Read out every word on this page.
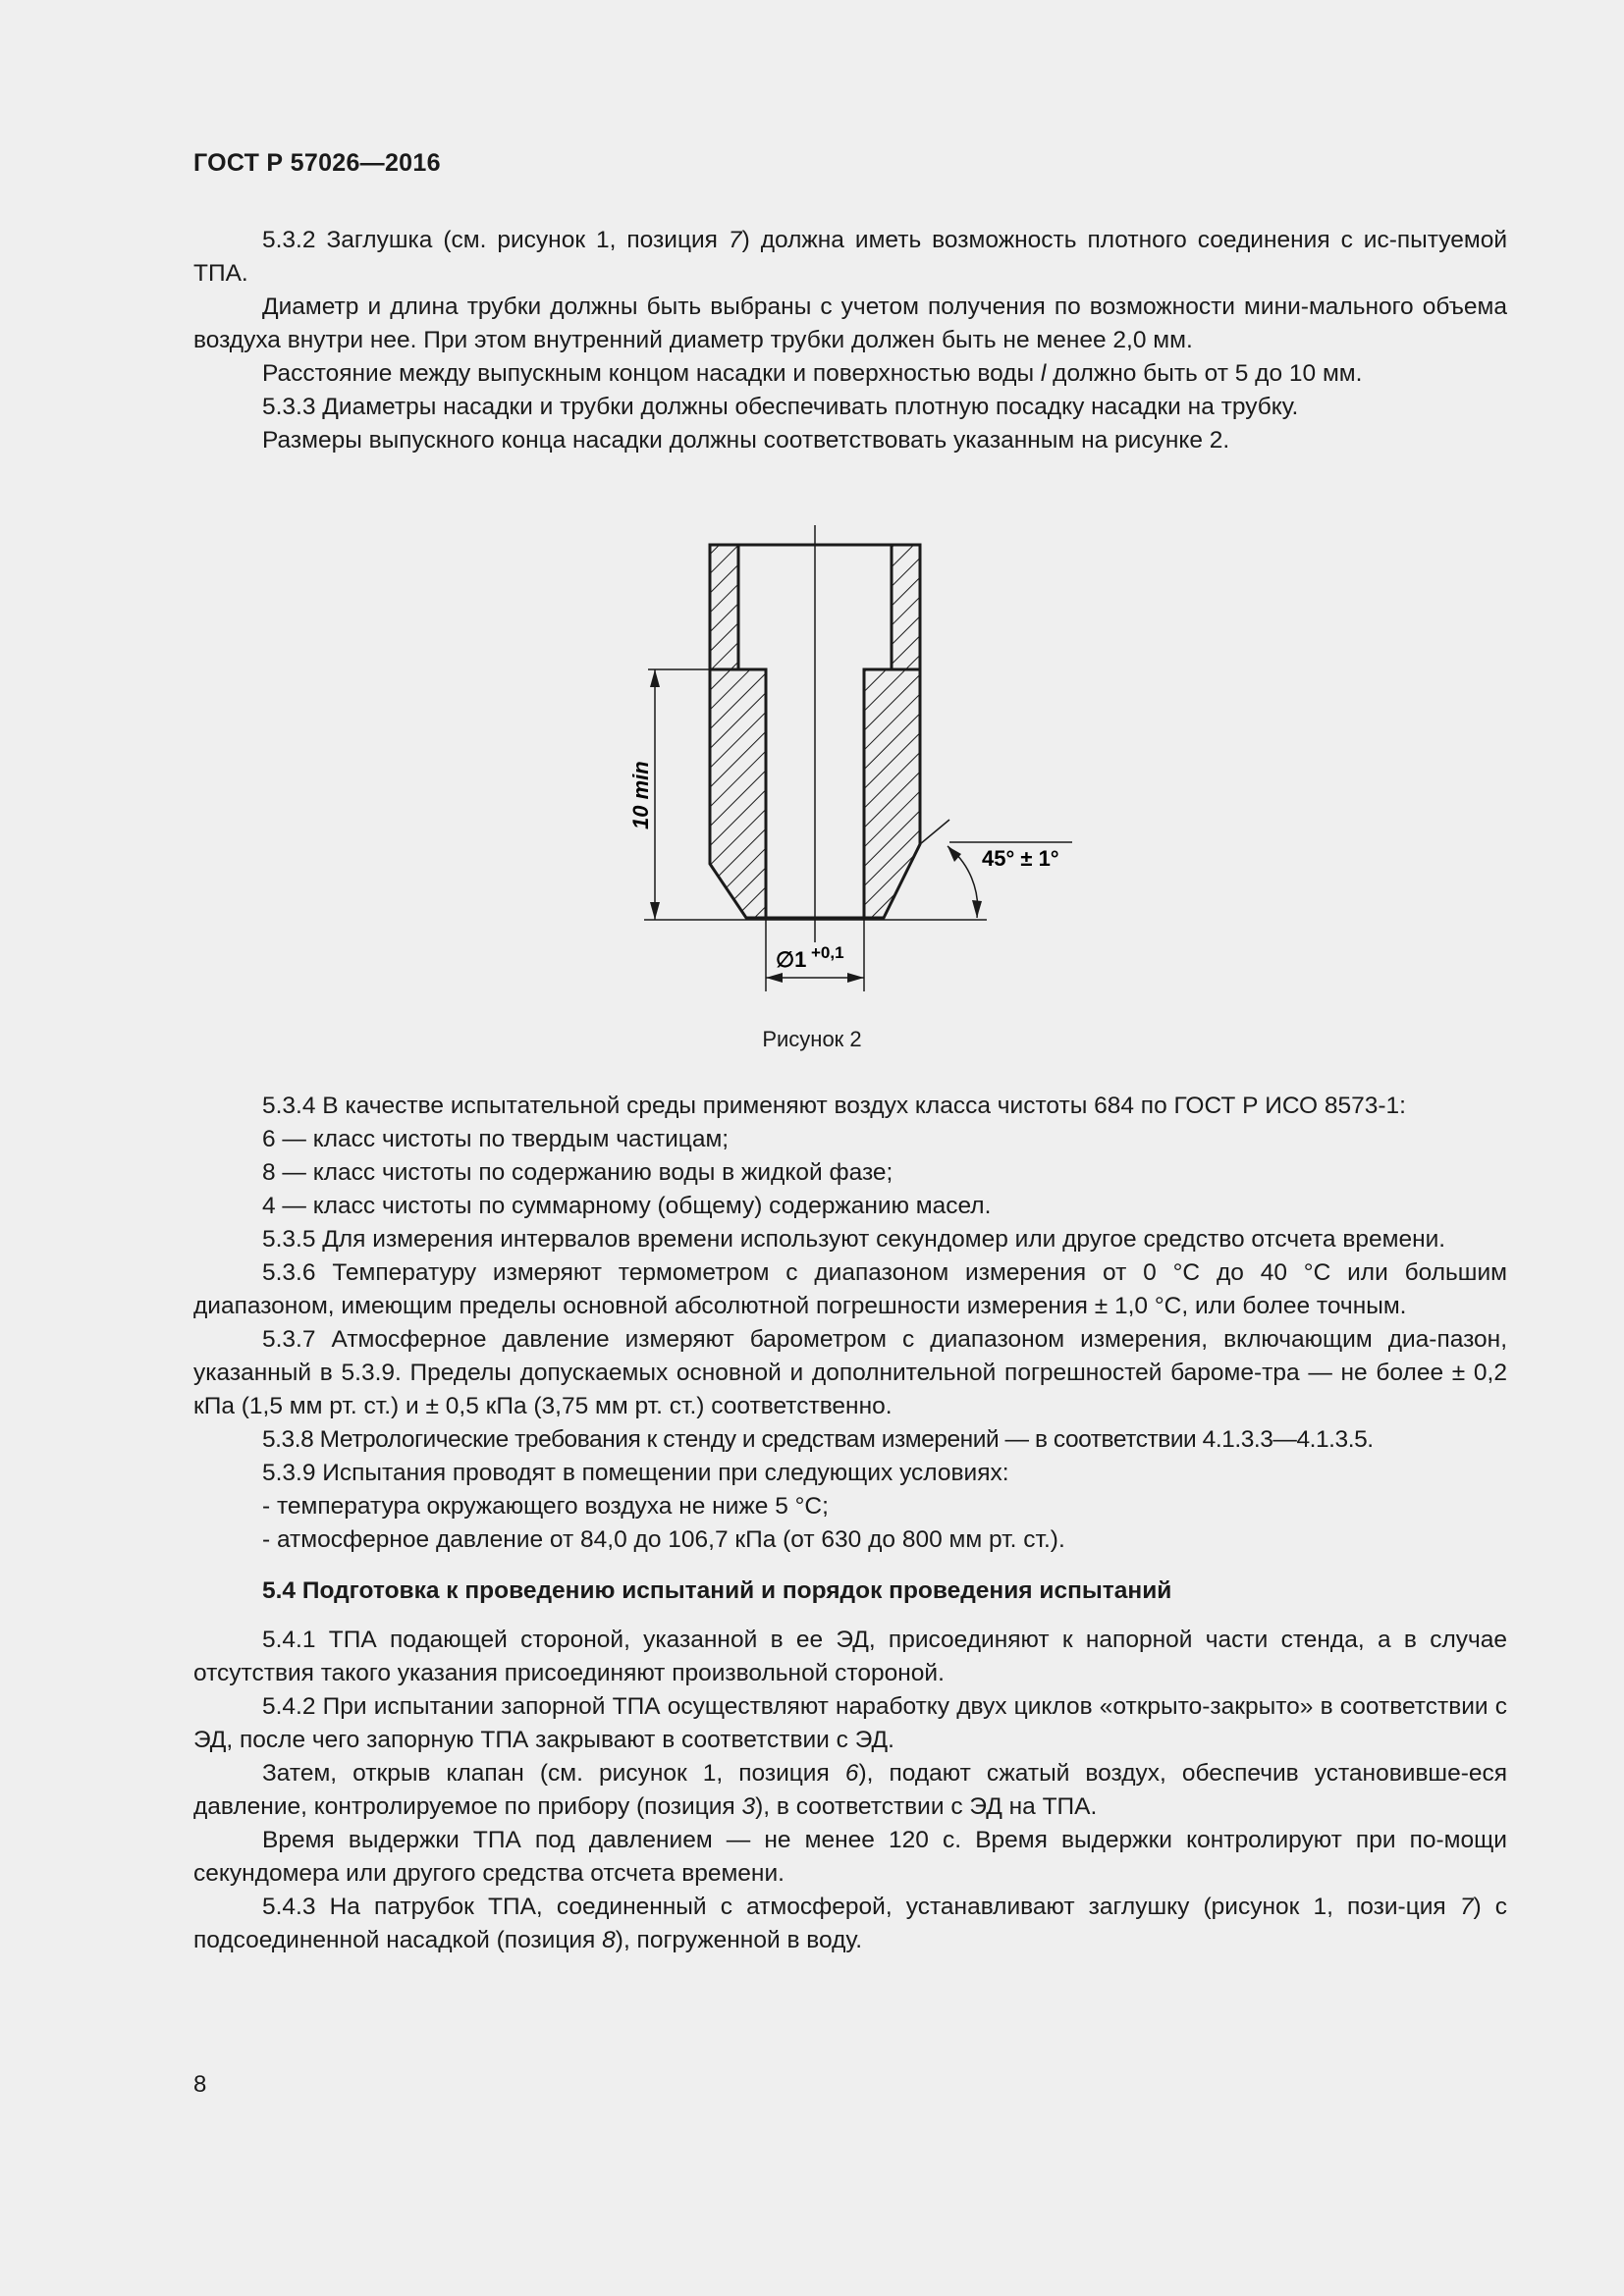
ГОСТ Р 57026—2016

5.3.2 Заглушка (см. рисунок 1, позиция 7) должна иметь возможность плотного соединения с ис-пытуемой ТПА.

Диаметр и длина трубки должны быть выбраны с учетом получения по возможности мини-мального объема воздуха внутри нее. При этом внутренний диаметр трубки должен быть не менее 2,0 мм.

Расстояние между выпускным концом насадки и поверхностью воды l должно быть от 5 до 10 мм.

5.3.3 Диаметры насадки и трубки должны обеспечивать плотную посадку насадки на трубку.

Размеры выпускного конца насадки должны соответствовать указанным на рисунке 2.

10 min
45° ± 1°
∅1 +0,1
Рисунок 2

5.3.4 В качестве испытательной среды применяют воздух класса чистоты 684 по ГОСТ Р ИСО 8573-1:

6 — класс чистоты по твердым частицам;

8 — класс чистоты по содержанию воды в жидкой фазе;

4 — класс чистоты по суммарному (общему) содержанию масел.

5.3.5 Для измерения интервалов времени используют секундомер или другое средство отсчета времени.

5.3.6 Температуру измеряют термометром с диапазоном измерения от 0 °С до 40 °С или большим диапазоном, имеющим пределы основной абсолютной погрешности измерения ± 1,0 °С, или более точным.

5.3.7 Атмосферное давление измеряют барометром с диапазоном измерения, включающим диа-пазон, указанный в 5.3.9. Пределы допускаемых основной и дополнительной погрешностей бароме-тра — не более ± 0,2 кПа (1,5 мм рт. ст.) и ± 0,5 кПа (3,75 мм рт. ст.) соответственно.

5.3.8 Метрологические требования к стенду и средствам измерений — в соответствии 4.1.3.3—4.1.3.5.

5.3.9 Испытания проводят в помещении при следующих условиях:

- температура окружающего воздуха не ниже 5 °С;

- атмосферное давление от 84,0 до 106,7 кПа (от 630 до 800 мм рт. ст.).

5.4 Подготовка к проведению испытаний и порядок проведения испытаний

5.4.1 ТПА подающей стороной, указанной в ее ЭД, присоединяют к напорной части стенда, а в случае отсутствия такого указания присоединяют произвольной стороной.

5.4.2 При испытании запорной ТПА осуществляют наработку двух циклов «открыто-закрыто» в соответствии с ЭД, после чего запорную ТПА закрывают в соответствии с ЭД.

Затем, открыв клапан (см. рисунок 1, позиция 6), подают сжатый воздух, обеспечив установивше-еся давление, контролируемое по прибору (позиция 3), в соответствии с ЭД на ТПА.

Время выдержки ТПА под давлением — не менее 120 с. Время выдержки контролируют при по-мощи секундомера или другого средства отсчета времени.

5.4.3 На патрубок ТПА, соединенный с атмосферой, устанавливают заглушку (рисунок 1, пози-ция 7) с подсоединенной насадкой (позиция 8), погруженной в воду.

8
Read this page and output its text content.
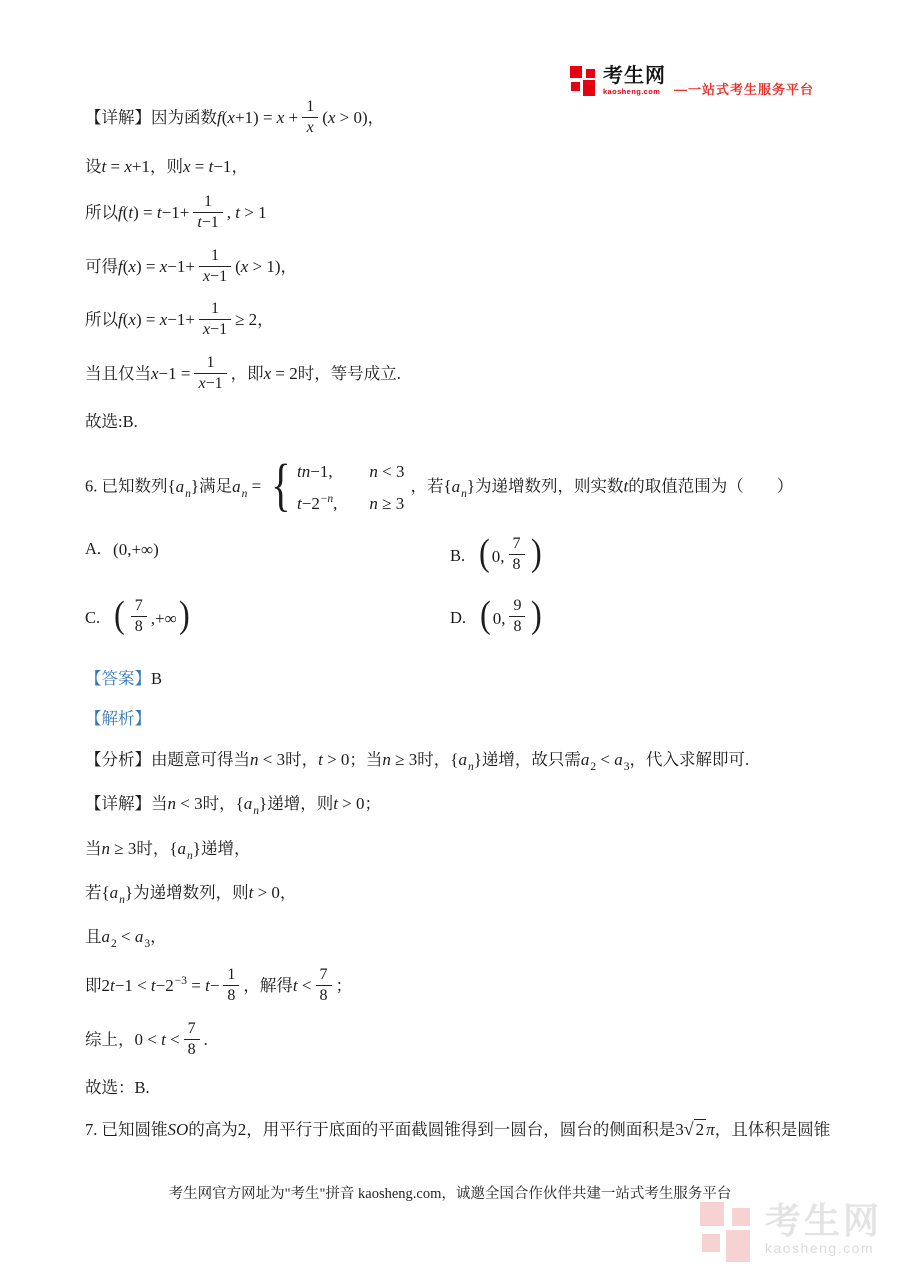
考生网
kaosheng.com	—一站式考生服务平台
【详解】因为函数$f(x+1) = x + \frac{1}{x} (x > 0)$，
设t = x+1，则x = t−1，
所以$f(t) = t-1+ \frac{1}{t-1}$ , t > 1
可得$f(x) = x-1+ \frac{1}{x-1} (x > 1)$，
所以$f(x) = x-1+ \frac{1}{x-1} \ge 2$，
当且仅当$x-1 = \frac{1}{x-1}$ ，即x = 2时，等号成立.
故选:B.
6. 已知数列$\{a_n\}$满足$a_n$ = { tn−1, n < 3
$t-2^{-n}$, n ≥ 3
，若$\{a_n\}$为递增数列，则实数t的取值范围为（　　）
A. (0,+∞)	B. ( 0, $\frac{7}{8}$ )
C. ( $\frac{7}{8}$ ,+∞ )	D. ( 0, $\frac{9}{8}$ )
【答案】B
【解析】
【分析】由题意可得当n < 3时，t > 0；当n ≥ 3时，$\{a_n\}$递增，故只需$a_2 < a_3$，代入求解即可.
【详解】当n < 3时，$\{a_n\}$递增，则t > 0；
当n ≥ 3时，$\{a_n\}$递增，
若$\{a_n\}$为递增数列，则t > 0，
且$a_2 < a_3$，
即$2t-1 < t-2^{-3} = t- \frac{1}{8}$ ，解得$t < \frac{7}{8}$ ；
综上，$0 < t < \frac{7}{8}$ .
故选：B.
7. 已知圆锥SO的高为2，用平行于底面的平面截圆锥得到一圆台，圆台的侧面积是3√ 2 π，且体积是圆锥
考生网官方网址为"考生"拼音 kaosheng.com，诚邀全国合作伙伴共建一站式考生服务平台
考生网
kaosheng.com
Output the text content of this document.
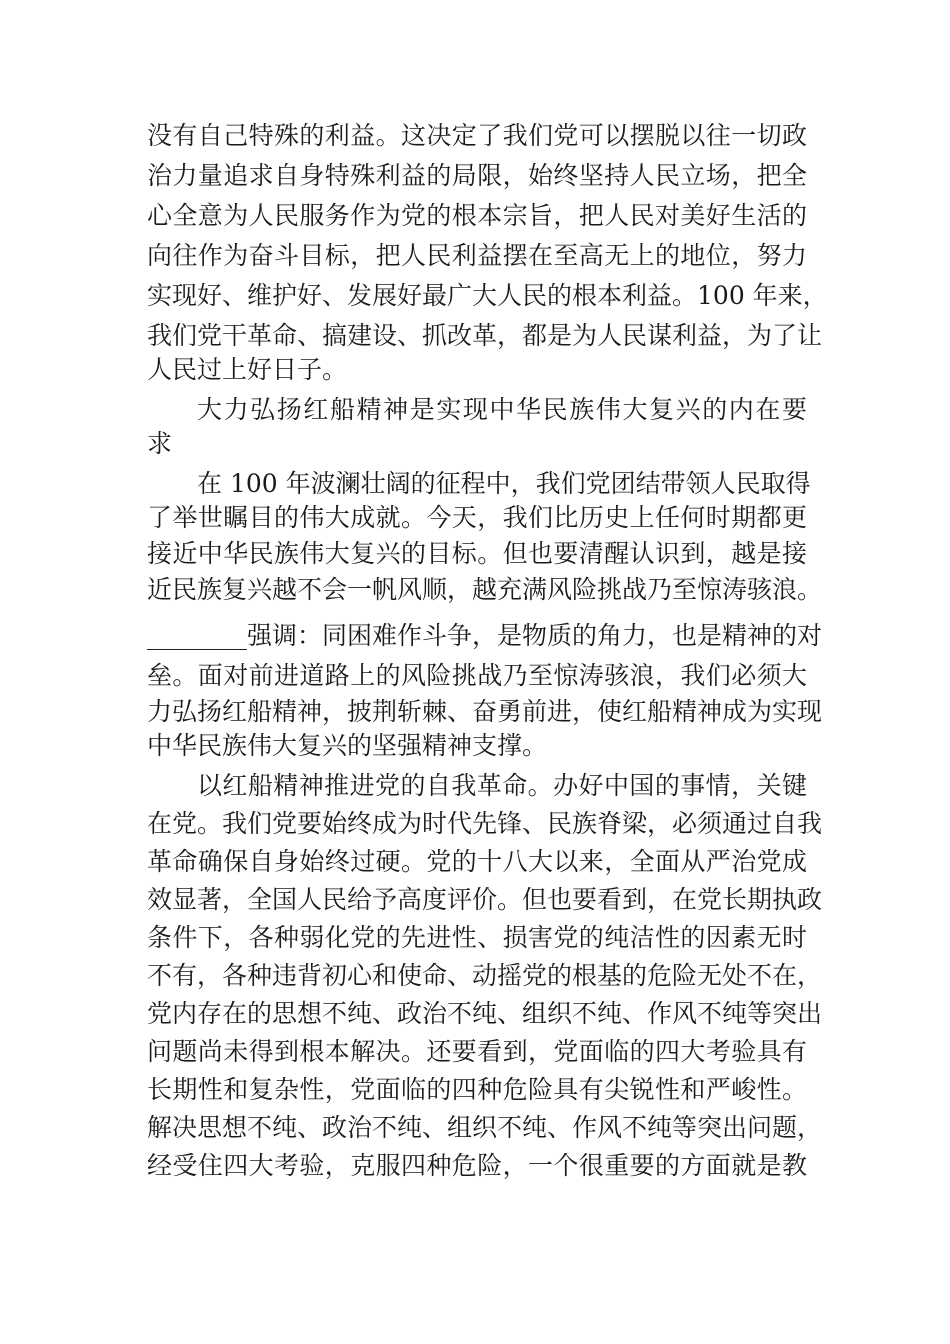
没有自己特殊的利益。这决定了我们党可以摆脱以往一切政
治力量追求自身特殊利益的局限，始终坚持人民立场，把全
心全意为人民服务作为党的根本宗旨，把人民对美好生活的
向往作为奋斗目标，把人民利益摆在至高无上的地位，努力
实现好、维护好、发展好最广大人民的根本利益。100 年来，
我们党干革命、搞建设、抓改革，都是为人民谋利益，为了让
人民过上好日子。
大力弘扬红船精神是实现中华民族伟大复兴的内在要
求
在 100 年波澜壮阔的征程中，我们党团结带领人民取得
了举世瞩目的伟大成就。今天，我们比历史上任何时期都更
接近中华民族伟大复兴的目标。但也要清醒认识到，越是接
近民族复兴越不会一帆风顺，越充满风险挑战乃至惊涛骇浪。
________强调：同困难作斗争，是物质的角力，也是精神的对
垒。面对前进道路上的风险挑战乃至惊涛骇浪，我们必须大
力弘扬红船精神，披荆斩棘、奋勇前进，使红船精神成为实现
中华民族伟大复兴的坚强精神支撑。
以红船精神推进党的自我革命。办好中国的事情，关键
在党。我们党要始终成为时代先锋、民族脊梁，必须通过自我
革命确保自身始终过硬。党的十八大以来，全面从严治党成
效显著，全国人民给予高度评价。但也要看到，在党长期执政
条件下，各种弱化党的先进性、损害党的纯洁性的因素无时
不有，各种违背初心和使命、动摇党的根基的危险无处不在，
党内存在的思想不纯、政治不纯、组织不纯、作风不纯等突出
问题尚未得到根本解决。还要看到，党面临的四大考验具有
长期性和复杂性，党面临的四种危险具有尖锐性和严峻性。
解决思想不纯、政治不纯、组织不纯、作风不纯等突出问题，
经受住四大考验，克服四种危险，一个很重要的方面就是教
---+---
* [REQUEST] The lines from the one holding "Output the text content of this document." through the end of the material above are to be echoed exactly, both ends included. Do not include pictures.

* [COMPLETED TASK]
Output the text content of this document.
没有自己特殊的利益。这决定了我们党可以摆脱以往一切政
治力量追求自身特殊利益的局限，始终坚持人民立场，把全
心全意为人民服务作为党的根本宗旨，把人民对美好生活的
向往作为奋斗目标，把人民利益摆在至高无上的地位，努力
实现好、维护好、发展好最广大人民的根本利益。100 年来，
我们党干革命、搞建设、抓改革，都是为人民谋利益，为了让
人民过上好日子。
大力弘扬红船精神是实现中华民族伟大复兴的内在要
求
在 100 年波澜壮阔的征程中，我们党团结带领人民取得
了举世瞩目的伟大成就。今天，我们比历史上任何时期都更
接近中华民族伟大复兴的目标。但也要清醒认识到，越是接
近民族复兴越不会一帆风顺，越充满风险挑战乃至惊涛骇浪。
________强调：同困难作斗争，是物质的角力，也是精神的对
垒。面对前进道路上的风险挑战乃至惊涛骇浪，我们必须大
力弘扬红船精神，披荆斩棘、奋勇前进，使红船精神成为实现
中华民族伟大复兴的坚强精神支撑。
以红船精神推进党的自我革命。办好中国的事情，关键
在党。我们党要始终成为时代先锋、民族脊梁，必须通过自我
革命确保自身始终过硬。党的十八大以来，全面从严治党成
效显著，全国人民给予高度评价。但也要看到，在党长期执政
条件下，各种弱化党的先进性、损害党的纯洁性的因素无时
不有，各种违背初心和使命、动摇党的根基的危险无处不在，
党内存在的思想不纯、政治不纯、组织不纯、作风不纯等突出
问题尚未得到根本解决。还要看到，党面临的四大考验具有
长期性和复杂性，党面临的四种危险具有尖锐性和严峻性。
解决思想不纯、政治不纯、组织不纯、作风不纯等突出问题，
经受住四大考验，克服四种危险，一个很重要的方面就是教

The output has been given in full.